* _What you should do_
Say the number of lines containing the string "Visoka", and say nothing else.

Dataset entries:
╭──
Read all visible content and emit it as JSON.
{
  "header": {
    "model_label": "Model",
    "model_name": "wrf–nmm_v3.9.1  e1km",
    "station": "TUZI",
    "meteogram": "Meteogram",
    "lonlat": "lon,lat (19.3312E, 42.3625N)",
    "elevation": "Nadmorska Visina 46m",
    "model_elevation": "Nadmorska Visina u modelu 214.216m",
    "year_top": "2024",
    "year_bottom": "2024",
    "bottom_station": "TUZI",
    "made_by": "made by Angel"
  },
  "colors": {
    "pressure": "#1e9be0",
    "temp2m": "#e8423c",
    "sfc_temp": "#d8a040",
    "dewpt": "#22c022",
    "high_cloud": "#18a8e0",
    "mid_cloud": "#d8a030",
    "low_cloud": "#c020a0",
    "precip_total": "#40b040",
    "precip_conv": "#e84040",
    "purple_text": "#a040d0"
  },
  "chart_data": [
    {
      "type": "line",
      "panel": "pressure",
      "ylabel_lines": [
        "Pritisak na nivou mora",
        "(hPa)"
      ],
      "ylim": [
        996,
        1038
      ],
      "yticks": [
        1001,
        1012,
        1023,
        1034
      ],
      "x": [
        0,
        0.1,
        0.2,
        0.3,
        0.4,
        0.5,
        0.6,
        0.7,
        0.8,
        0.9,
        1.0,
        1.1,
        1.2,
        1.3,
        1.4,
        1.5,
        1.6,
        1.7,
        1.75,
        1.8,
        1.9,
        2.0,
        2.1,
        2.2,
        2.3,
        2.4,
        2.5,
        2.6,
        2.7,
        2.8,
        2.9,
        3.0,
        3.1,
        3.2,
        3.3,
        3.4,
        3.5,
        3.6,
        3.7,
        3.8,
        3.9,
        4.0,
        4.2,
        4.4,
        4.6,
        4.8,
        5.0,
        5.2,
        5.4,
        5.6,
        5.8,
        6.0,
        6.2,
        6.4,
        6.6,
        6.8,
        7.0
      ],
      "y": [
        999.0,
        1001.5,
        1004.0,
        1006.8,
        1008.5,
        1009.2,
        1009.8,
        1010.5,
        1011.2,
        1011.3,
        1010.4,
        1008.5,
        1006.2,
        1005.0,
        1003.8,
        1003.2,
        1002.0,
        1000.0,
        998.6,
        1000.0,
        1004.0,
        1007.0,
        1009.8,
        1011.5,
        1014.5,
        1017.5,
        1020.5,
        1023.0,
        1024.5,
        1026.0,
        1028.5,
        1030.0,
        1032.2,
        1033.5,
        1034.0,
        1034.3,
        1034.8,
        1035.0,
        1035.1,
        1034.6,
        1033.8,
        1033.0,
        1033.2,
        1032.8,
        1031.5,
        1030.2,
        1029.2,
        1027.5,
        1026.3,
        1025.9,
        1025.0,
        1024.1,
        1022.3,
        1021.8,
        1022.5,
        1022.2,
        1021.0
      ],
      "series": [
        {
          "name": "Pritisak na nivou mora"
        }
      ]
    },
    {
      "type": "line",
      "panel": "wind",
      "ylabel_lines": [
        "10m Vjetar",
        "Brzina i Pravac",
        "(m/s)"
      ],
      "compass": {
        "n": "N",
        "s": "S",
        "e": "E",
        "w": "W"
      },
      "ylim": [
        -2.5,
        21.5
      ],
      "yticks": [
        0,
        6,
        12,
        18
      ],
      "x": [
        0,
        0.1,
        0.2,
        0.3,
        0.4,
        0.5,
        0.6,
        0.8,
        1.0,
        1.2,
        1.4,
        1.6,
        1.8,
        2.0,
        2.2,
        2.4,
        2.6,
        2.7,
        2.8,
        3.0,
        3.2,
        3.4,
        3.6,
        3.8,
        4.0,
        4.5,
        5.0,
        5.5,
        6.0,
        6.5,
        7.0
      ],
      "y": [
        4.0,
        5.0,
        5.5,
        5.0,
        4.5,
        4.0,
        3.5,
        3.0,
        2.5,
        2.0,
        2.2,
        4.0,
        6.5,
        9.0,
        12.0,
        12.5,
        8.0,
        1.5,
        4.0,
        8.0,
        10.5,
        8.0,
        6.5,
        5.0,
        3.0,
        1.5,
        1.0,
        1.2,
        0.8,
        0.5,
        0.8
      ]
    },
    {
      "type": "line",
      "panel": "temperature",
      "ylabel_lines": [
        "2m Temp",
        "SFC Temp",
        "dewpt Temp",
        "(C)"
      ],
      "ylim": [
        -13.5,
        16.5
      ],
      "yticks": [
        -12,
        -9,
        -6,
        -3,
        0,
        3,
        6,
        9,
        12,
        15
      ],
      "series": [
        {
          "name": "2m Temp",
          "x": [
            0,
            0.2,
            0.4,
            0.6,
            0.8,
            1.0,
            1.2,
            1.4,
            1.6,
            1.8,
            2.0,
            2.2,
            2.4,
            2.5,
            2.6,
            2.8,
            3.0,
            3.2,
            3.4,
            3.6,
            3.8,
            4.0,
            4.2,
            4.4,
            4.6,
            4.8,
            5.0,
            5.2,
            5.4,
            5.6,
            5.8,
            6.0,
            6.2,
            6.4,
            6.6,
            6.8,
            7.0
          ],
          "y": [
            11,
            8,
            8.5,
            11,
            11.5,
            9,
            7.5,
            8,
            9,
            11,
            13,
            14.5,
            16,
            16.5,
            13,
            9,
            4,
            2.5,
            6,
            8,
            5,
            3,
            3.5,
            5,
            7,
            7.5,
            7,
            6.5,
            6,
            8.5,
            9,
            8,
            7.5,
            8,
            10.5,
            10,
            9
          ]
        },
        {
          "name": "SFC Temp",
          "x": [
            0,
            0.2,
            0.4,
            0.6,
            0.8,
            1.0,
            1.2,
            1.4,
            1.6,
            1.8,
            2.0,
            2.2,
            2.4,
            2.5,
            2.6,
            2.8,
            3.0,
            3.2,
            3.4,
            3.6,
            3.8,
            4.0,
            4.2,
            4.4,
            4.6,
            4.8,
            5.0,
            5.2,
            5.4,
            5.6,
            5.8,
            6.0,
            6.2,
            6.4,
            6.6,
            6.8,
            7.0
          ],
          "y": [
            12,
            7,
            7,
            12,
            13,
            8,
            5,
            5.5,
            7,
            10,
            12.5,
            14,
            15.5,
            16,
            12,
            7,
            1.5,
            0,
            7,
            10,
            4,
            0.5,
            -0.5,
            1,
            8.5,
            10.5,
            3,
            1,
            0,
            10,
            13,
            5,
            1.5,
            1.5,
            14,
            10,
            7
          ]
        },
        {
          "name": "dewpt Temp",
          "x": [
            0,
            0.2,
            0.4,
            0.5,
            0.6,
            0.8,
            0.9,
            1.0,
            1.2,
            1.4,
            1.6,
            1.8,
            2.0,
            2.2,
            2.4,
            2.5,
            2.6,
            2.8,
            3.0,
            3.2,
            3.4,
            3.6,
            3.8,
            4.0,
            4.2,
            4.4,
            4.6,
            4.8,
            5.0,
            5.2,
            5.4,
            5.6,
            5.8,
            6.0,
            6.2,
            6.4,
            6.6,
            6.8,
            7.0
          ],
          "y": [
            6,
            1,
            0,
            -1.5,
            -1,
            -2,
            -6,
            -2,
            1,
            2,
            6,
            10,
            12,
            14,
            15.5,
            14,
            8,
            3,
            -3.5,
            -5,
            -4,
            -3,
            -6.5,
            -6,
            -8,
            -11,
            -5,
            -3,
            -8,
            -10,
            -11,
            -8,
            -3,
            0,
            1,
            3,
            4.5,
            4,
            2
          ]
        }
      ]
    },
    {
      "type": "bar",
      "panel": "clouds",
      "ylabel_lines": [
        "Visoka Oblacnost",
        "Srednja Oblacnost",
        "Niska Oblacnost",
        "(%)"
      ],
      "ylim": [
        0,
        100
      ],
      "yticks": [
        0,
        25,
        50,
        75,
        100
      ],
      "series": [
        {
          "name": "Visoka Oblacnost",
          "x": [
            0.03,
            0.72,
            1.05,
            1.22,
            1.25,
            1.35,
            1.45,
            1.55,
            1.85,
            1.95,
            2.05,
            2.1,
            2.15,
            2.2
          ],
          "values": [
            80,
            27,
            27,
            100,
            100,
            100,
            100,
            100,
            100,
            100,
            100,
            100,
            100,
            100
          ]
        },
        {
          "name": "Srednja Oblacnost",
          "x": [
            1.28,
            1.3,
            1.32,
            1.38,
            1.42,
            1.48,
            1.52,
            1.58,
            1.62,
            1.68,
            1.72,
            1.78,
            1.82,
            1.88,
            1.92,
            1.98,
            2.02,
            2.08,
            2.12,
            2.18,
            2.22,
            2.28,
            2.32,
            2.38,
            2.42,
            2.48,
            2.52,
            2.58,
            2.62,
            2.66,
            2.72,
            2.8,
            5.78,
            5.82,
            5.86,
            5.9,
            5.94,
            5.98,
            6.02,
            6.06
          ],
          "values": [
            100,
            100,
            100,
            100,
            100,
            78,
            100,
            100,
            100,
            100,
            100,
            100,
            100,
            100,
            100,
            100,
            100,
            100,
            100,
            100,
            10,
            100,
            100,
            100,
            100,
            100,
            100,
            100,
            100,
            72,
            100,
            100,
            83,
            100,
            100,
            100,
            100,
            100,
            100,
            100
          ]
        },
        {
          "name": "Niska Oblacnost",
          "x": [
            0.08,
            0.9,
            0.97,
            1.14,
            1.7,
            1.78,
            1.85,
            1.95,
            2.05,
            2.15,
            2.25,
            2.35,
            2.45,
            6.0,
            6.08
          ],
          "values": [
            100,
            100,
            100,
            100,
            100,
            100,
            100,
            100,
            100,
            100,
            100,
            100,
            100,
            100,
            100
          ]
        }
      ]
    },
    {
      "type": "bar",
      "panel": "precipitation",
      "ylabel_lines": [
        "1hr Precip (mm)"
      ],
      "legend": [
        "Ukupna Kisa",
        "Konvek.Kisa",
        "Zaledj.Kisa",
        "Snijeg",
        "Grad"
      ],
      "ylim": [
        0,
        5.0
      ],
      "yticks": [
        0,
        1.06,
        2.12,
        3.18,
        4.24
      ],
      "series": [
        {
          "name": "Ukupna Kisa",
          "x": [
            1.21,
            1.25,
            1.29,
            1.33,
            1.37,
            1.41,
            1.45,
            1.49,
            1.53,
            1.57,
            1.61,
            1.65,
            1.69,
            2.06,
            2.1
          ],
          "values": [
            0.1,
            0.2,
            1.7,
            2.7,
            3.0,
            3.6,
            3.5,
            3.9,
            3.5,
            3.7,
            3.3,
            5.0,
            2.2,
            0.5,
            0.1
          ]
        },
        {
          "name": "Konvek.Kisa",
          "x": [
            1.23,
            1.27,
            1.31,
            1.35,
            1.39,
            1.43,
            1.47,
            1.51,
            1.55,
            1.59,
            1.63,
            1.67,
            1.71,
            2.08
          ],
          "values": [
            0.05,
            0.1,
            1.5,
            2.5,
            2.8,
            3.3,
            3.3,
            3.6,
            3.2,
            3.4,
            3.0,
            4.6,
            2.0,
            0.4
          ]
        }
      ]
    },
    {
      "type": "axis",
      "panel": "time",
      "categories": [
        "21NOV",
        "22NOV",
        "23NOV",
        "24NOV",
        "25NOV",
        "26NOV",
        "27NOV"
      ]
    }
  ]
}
╰──
* _Correct answer_
2